• Listed records
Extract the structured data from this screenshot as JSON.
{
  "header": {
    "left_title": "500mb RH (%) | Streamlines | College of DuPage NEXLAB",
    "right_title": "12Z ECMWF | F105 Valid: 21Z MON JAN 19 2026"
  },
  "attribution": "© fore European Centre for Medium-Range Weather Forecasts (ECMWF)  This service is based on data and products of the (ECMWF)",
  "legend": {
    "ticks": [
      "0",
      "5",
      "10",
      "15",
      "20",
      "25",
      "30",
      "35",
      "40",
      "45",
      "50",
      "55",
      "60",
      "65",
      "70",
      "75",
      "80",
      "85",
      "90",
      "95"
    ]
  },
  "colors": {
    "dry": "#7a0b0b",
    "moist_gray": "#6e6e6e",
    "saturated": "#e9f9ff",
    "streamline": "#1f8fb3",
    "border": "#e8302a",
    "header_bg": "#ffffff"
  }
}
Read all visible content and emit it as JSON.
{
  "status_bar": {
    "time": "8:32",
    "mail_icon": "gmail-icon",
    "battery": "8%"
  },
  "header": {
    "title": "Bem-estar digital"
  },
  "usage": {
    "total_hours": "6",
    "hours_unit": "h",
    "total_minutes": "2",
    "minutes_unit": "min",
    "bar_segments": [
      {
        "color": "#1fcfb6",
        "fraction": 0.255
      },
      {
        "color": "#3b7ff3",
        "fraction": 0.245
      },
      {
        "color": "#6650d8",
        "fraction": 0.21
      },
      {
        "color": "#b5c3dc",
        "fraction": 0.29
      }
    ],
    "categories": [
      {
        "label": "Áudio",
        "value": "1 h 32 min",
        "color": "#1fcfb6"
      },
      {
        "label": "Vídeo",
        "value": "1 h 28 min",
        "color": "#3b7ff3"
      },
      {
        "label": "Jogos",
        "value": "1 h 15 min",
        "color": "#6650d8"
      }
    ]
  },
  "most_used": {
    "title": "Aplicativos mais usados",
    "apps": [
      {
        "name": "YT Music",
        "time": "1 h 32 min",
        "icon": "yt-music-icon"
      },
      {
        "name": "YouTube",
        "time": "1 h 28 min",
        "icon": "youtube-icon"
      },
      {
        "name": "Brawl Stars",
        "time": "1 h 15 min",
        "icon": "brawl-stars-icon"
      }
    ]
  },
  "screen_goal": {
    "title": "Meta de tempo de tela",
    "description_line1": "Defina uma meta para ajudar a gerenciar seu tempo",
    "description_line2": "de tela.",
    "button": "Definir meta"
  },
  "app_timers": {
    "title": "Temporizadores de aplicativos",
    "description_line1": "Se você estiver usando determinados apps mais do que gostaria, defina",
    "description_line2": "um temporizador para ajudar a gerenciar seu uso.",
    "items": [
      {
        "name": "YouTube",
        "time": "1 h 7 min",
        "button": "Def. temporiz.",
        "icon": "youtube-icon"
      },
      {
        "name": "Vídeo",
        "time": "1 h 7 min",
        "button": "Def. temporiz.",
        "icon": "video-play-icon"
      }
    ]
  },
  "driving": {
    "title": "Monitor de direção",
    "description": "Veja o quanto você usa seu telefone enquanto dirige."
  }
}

• Short problem
Pick out each line containing "JSON" and report it.

• The result
Extract the structured data from this screenshot as JSON.
Read all visible content and emit it as JSON.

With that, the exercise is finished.